• Goal of the exercise: Retype all of the listing exactly, passing over any picture you find.
[Start of Data section]
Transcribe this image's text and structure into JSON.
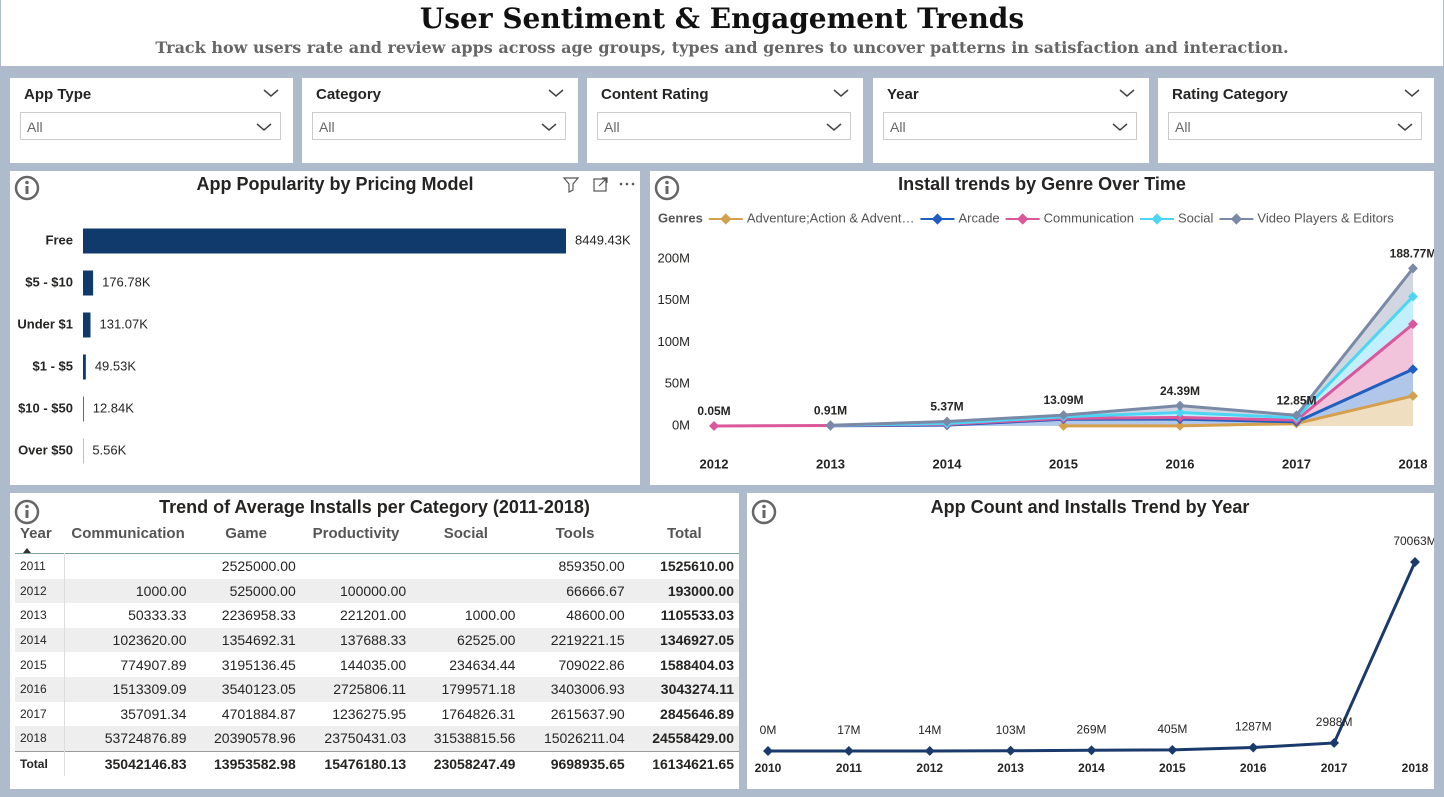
{
  "header": {
    "title": "User Sentiment & Engagement Trends",
    "subtitle": "Track how users rate and review apps across age groups, types and genres to uncover patterns in satisfaction and interaction."
  },
  "filters": [
    {
      "label": "App Type",
      "value": "All"
    },
    {
      "label": "Category",
      "value": "All"
    },
    {
      "label": "Content Rating",
      "value": "All"
    },
    {
      "label": "Year",
      "value": "All"
    },
    {
      "label": "Rating Category",
      "value": "All"
    }
  ],
  "chart_data": [
    {
      "type": "hbar",
      "title": "App Popularity by Pricing Model",
      "categories": [
        "Free",
        "$5 - $10",
        "Under $1",
        "$1 - $5",
        "$10 - $50",
        "Over $50"
      ],
      "values": [
        8449430,
        176780,
        131070,
        49530,
        12840,
        5560
      ],
      "value_labels": [
        "8449.43K",
        "176.78K",
        "131.07K",
        "49.53K",
        "12.84K",
        "5.56K"
      ],
      "color": "#0f3a6b"
    },
    {
      "type": "stacked_area",
      "title": "Install trends by Genre Over Time",
      "legend_title": "Genres",
      "x": [
        2012,
        2013,
        2014,
        2015,
        2016,
        2017,
        2018
      ],
      "series": [
        {
          "name": "Adventure;Action & Advent…",
          "color": "#d4a04e",
          "values": [
            null,
            null,
            null,
            100000,
            200000,
            3000000,
            36000000
          ]
        },
        {
          "name": "Arcade",
          "color": "#1f5fbf",
          "values": [
            null,
            300000,
            1000000,
            8000000,
            8000000,
            2000000,
            32000000
          ]
        },
        {
          "name": "Communication",
          "color": "#d9579a",
          "values": [
            50000,
            300000,
            1000000,
            1000000,
            2000000,
            2000000,
            54000000
          ]
        },
        {
          "name": "Social",
          "color": "#4dd5f5",
          "values": [
            null,
            100000,
            1000000,
            2000000,
            6000000,
            2850000,
            33000000
          ]
        },
        {
          "name": "Video Players & Editors",
          "color": "#7a8aa6",
          "values": [
            null,
            210000,
            2370000,
            1990000,
            8190000,
            3000000,
            33770000
          ]
        }
      ],
      "totals": [
        50000,
        910000,
        5370000,
        13090000,
        24390000,
        12850000,
        188770000
      ],
      "total_labels": [
        "0.05M",
        "0.91M",
        "5.37M",
        "13.09M",
        "24.39M",
        "12.85M",
        "188.77M"
      ],
      "ylim": [
        0,
        200000000
      ],
      "yticks": [
        {
          "value": 0,
          "label": "0M"
        },
        {
          "value": 50000000,
          "label": "50M"
        },
        {
          "value": 100000000,
          "label": "100M"
        },
        {
          "value": 150000000,
          "label": "150M"
        },
        {
          "value": 200000000,
          "label": "200M"
        }
      ]
    },
    {
      "type": "line",
      "title": "App Count and Installs Trend by Year",
      "x": [
        2010,
        2011,
        2012,
        2013,
        2014,
        2015,
        2016,
        2017,
        2018
      ],
      "values": [
        0,
        17,
        14,
        103,
        269,
        405,
        1287,
        2988,
        70063
      ],
      "value_labels": [
        "0M",
        "17M",
        "14M",
        "103M",
        "269M",
        "405M",
        "1287M",
        "2988M",
        "70063M"
      ],
      "color": "#1a3a6b"
    }
  ],
  "table": {
    "title": "Trend of Average Installs per Category (2011-2018)",
    "columns": [
      "Year",
      "Communication",
      "Game",
      "Productivity",
      "Social",
      "Tools",
      "Total"
    ],
    "rows": [
      [
        "2011",
        null,
        "2525000.00",
        null,
        null,
        "859350.00",
        "1525610.00"
      ],
      [
        "2012",
        "1000.00",
        "525000.00",
        "100000.00",
        null,
        "66666.67",
        "193000.00"
      ],
      [
        "2013",
        "50333.33",
        "2236958.33",
        "221201.00",
        "1000.00",
        "48600.00",
        "1105533.03"
      ],
      [
        "2014",
        "1023620.00",
        "1354692.31",
        "137688.33",
        "62525.00",
        "2219221.15",
        "1346927.05"
      ],
      [
        "2015",
        "774907.89",
        "3195136.45",
        "144035.00",
        "234634.44",
        "709022.86",
        "1588404.03"
      ],
      [
        "2016",
        "1513309.09",
        "3540123.05",
        "2725806.11",
        "1799571.18",
        "3403006.93",
        "3043274.11"
      ],
      [
        "2017",
        "357091.34",
        "4701884.87",
        "1236275.95",
        "1764826.31",
        "2615637.90",
        "2845646.89"
      ],
      [
        "2018",
        "53724876.89",
        "20390578.96",
        "23750431.03",
        "31538815.56",
        "15026211.04",
        "24558429.00"
      ]
    ],
    "total_row": [
      "Total",
      "35042146.83",
      "13953582.98",
      "15476180.13",
      "23058247.49",
      "9698935.65",
      "16134621.65"
    ]
  }
}
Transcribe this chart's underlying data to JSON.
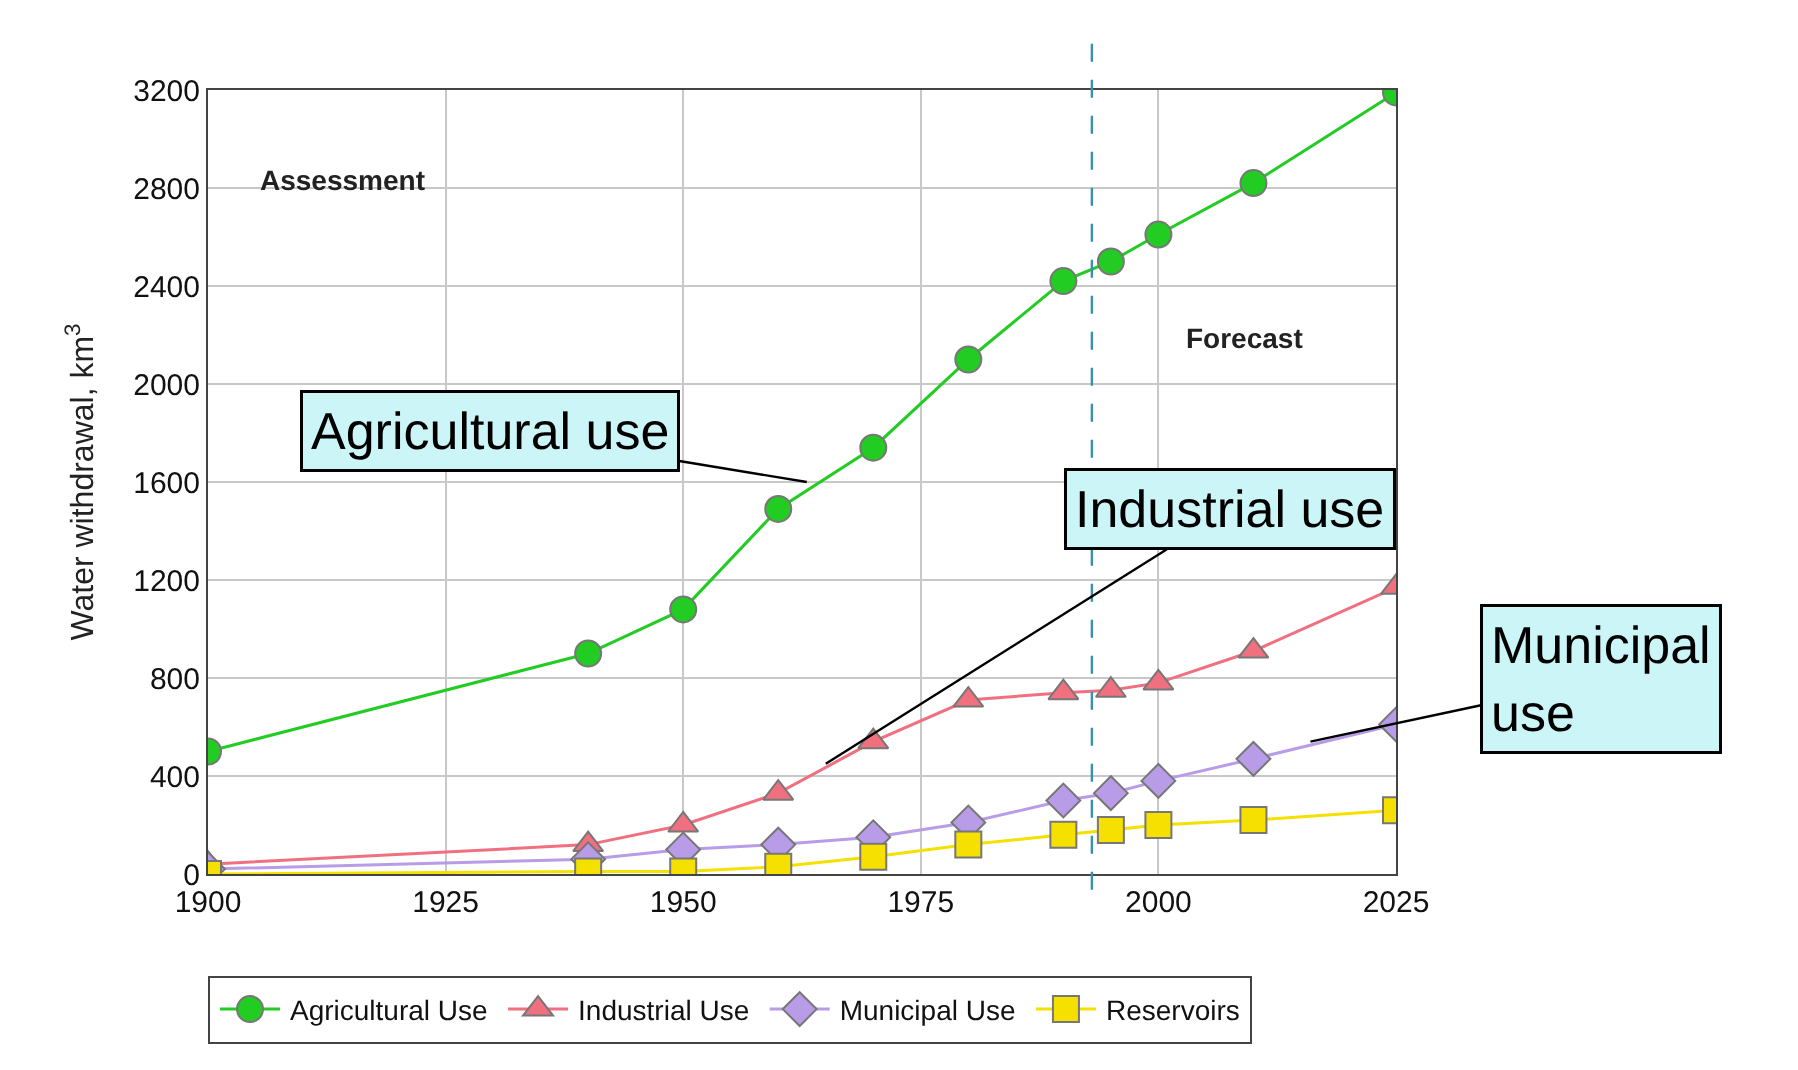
{
  "chart_data": {
    "type": "line",
    "ylabel": "Water withdrawal, km$^{3}$",
    "x": [
      1900,
      1940,
      1950,
      1960,
      1970,
      1980,
      1990,
      1995,
      2000,
      2010,
      2025
    ],
    "xlim": [
      1900,
      2025
    ],
    "xticks": [
      1900,
      1925,
      1950,
      1975,
      2000,
      2025
    ],
    "ylim": [
      0,
      3200
    ],
    "yticks": [
      0,
      400,
      800,
      1200,
      1600,
      2000,
      2400,
      2800,
      3200
    ],
    "grid": true,
    "legend": "bottom",
    "series": [
      {
        "name": "Agricultural Use",
        "color": "#22cc22",
        "marker": "circle",
        "values": [
          500,
          900,
          1080,
          1490,
          1740,
          2100,
          2420,
          2500,
          2610,
          2820,
          3190
        ]
      },
      {
        "name": "Industrial Use",
        "color": "#f07080",
        "marker": "triangle",
        "values": [
          40,
          120,
          200,
          330,
          540,
          710,
          740,
          750,
          780,
          910,
          1170
        ]
      },
      {
        "name": "Municipal Use",
        "color": "#b89ce8",
        "marker": "diamond",
        "values": [
          20,
          60,
          100,
          120,
          150,
          210,
          300,
          330,
          380,
          470,
          610
        ]
      },
      {
        "name": "Reservoirs",
        "color": "#f5e000",
        "marker": "square",
        "values": [
          0,
          10,
          10,
          30,
          70,
          120,
          160,
          180,
          200,
          220,
          260
        ]
      }
    ],
    "ref_lines": [
      {
        "axis": "x",
        "value": 1993,
        "color": "#3a8fb0",
        "line_style": "dashed"
      }
    ],
    "annotations": [
      {
        "text": "Assessment"
      },
      {
        "text": "Forecast"
      },
      {
        "text": "Agricultural use",
        "x": 1963,
        "y": 1600
      },
      {
        "text": "Industrial use",
        "x": 1965,
        "y": 450
      },
      {
        "text": "Municipal\nuse",
        "x": 2016,
        "y": 540
      }
    ]
  }
}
[End of Data section]
• Exercise solution:
Transcribe this image's text and structure into JSON.
{
  "header": {
    "title": "User Sentiment & Engagement Trends",
    "subtitle": "Track how users rate and review apps across age groups, types and genres to uncover patterns in satisfaction and interaction."
  },
  "filters": [
    {
      "label": "App Type",
      "value": "All"
    },
    {
      "label": "Category",
      "value": "All"
    },
    {
      "label": "Content Rating",
      "value": "All"
    },
    {
      "label": "Year",
      "value": "All"
    },
    {
      "label": "Rating Category",
      "value": "All"
    }
  ],
  "chart_data": [
    {
      "type": "hbar",
      "title": "App Popularity by Pricing Model",
      "categories": [
        "Free",
        "$5 - $10",
        "Under $1",
        "$1 - $5",
        "$10 - $50",
        "Over $50"
      ],
      "values": [
        8449430,
        176780,
        131070,
        49530,
        12840,
        5560
      ],
      "value_labels": [
        "8449.43K",
        "176.78K",
        "131.07K",
        "49.53K",
        "12.84K",
        "5.56K"
      ],
      "color": "#0f3a6b"
    },
    {
      "type": "stacked_area",
      "title": "Install trends by Genre Over Time",
      "legend_title": "Genres",
      "x": [
        2012,
        2013,
        2014,
        2015,
        2016,
        2017,
        2018
      ],
      "series": [
        {
          "name": "Adventure;Action & Advent…",
          "color": "#d4a04e",
          "values": [
            null,
            null,
            null,
            100000,
            200000,
            3000000,
            36000000
          ]
        },
        {
          "name": "Arcade",
          "color": "#1f5fbf",
          "values": [
            null,
            300000,
            1000000,
            8000000,
            8000000,
            2000000,
            32000000
          ]
        },
        {
          "name": "Communication",
          "color": "#d9579a",
          "values": [
            50000,
            300000,
            1000000,
            1000000,
            2000000,
            2000000,
            54000000
          ]
        },
        {
          "name": "Social",
          "color": "#4dd5f5",
          "values": [
            null,
            100000,
            1000000,
            2000000,
            6000000,
            2850000,
            33000000
          ]
        },
        {
          "name": "Video Players & Editors",
          "color": "#7a8aa6",
          "values": [
            null,
            210000,
            2370000,
            1990000,
            8190000,
            3000000,
            33770000
          ]
        }
      ],
      "totals": [
        50000,
        910000,
        5370000,
        13090000,
        24390000,
        12850000,
        188770000
      ],
      "total_labels": [
        "0.05M",
        "0.91M",
        "5.37M",
        "13.09M",
        "24.39M",
        "12.85M",
        "188.77M"
      ],
      "ylim": [
        0,
        200000000
      ],
      "yticks": [
        {
          "value": 0,
          "label": "0M"
        },
        {
          "value": 50000000,
          "label": "50M"
        },
        {
          "value": 100000000,
          "label": "100M"
        },
        {
          "value": 150000000,
          "label": "150M"
        },
        {
          "value": 200000000,
          "label": "200M"
        }
      ]
    },
    {
      "type": "line",
      "title": "App Count and Installs Trend by Year",
      "x": [
        2010,
        2011,
        2012,
        2013,
        2014,
        2015,
        2016,
        2017,
        2018
      ],
      "values": [
        0,
        17,
        14,
        103,
        269,
        405,
        1287,
        2988,
        70063
      ],
      "value_labels": [
        "0M",
        "17M",
        "14M",
        "103M",
        "269M",
        "405M",
        "1287M",
        "2988M",
        "70063M"
      ],
      "color": "#1a3a6b"
    }
  ],
  "table": {
    "title": "Trend of Average Installs per Category (2011-2018)",
    "columns": [
      "Year",
      "Communication",
      "Game",
      "Productivity",
      "Social",
      "Tools",
      "Total"
    ],
    "rows": [
      [
        "2011",
        null,
        "2525000.00",
        null,
        null,
        "859350.00",
        "1525610.00"
      ],
      [
        "2012",
        "1000.00",
        "525000.00",
        "100000.00",
        null,
        "66666.67",
        "193000.00"
      ],
      [
        "2013",
        "50333.33",
        "2236958.33",
        "221201.00",
        "1000.00",
        "48600.00",
        "1105533.03"
      ],
      [
        "2014",
        "1023620.00",
        "1354692.31",
        "137688.33",
        "62525.00",
        "2219221.15",
        "1346927.05"
      ],
      [
        "2015",
        "774907.89",
        "3195136.45",
        "144035.00",
        "234634.44",
        "709022.86",
        "1588404.03"
      ],
      [
        "2016",
        "1513309.09",
        "3540123.05",
        "2725806.11",
        "1799571.18",
        "3403006.93",
        "3043274.11"
      ],
      [
        "2017",
        "357091.34",
        "4701884.87",
        "1236275.95",
        "1764826.31",
        "2615637.90",
        "2845646.89"
      ],
      [
        "2018",
        "53724876.89",
        "20390578.96",
        "23750431.03",
        "31538815.56",
        "15026211.04",
        "24558429.00"
      ]
    ],
    "total_row": [
      "Total",
      "35042146.83",
      "13953582.98",
      "15476180.13",
      "23058247.49",
      "9698935.65",
      "16134621.65"
    ]
  }
}
Transcribe this chart's underlying data to JSON.
{
  "chart_data": {
    "type": "line",
    "ylabel": "Water withdrawal, km$^{3}$",
    "x": [
      1900,
      1940,
      1950,
      1960,
      1970,
      1980,
      1990,
      1995,
      2000,
      2010,
      2025
    ],
    "xlim": [
      1900,
      2025
    ],
    "xticks": [
      1900,
      1925,
      1950,
      1975,
      2000,
      2025
    ],
    "ylim": [
      0,
      3200
    ],
    "yticks": [
      0,
      400,
      800,
      1200,
      1600,
      2000,
      2400,
      2800,
      3200
    ],
    "grid": true,
    "legend": "bottom",
    "series": [
      {
        "name": "Agricultural Use",
        "color": "#22cc22",
        "marker": "circle",
        "values": [
          500,
          900,
          1080,
          1490,
          1740,
          2100,
          2420,
          2500,
          2610,
          2820,
          3190
        ]
      },
      {
        "name": "Industrial Use",
        "color": "#f07080",
        "marker": "triangle",
        "values": [
          40,
          120,
          200,
          330,
          540,
          710,
          740,
          750,
          780,
          910,
          1170
        ]
      },
      {
        "name": "Municipal Use",
        "color": "#b89ce8",
        "marker": "diamond",
        "values": [
          20,
          60,
          100,
          120,
          150,
          210,
          300,
          330,
          380,
          470,
          610
        ]
      },
      {
        "name": "Reservoirs",
        "color": "#f5e000",
        "marker": "square",
        "values": [
          0,
          10,
          10,
          30,
          70,
          120,
          160,
          180,
          200,
          220,
          260
        ]
      }
    ],
    "ref_lines": [
      {
        "axis": "x",
        "value": 1993,
        "color": "#3a8fb0",
        "line_style": "dashed"
      }
    ],
    "annotations": [
      {
        "text": "Assessment"
      },
      {
        "text": "Forecast"
      },
      {
        "text": "Agricultural use",
        "x": 1963,
        "y": 1600
      },
      {
        "text": "Industrial use",
        "x": 1965,
        "y": 450
      },
      {
        "text": "Municipal\nuse",
        "x": 2016,
        "y": 540
      }
    ]
  }
}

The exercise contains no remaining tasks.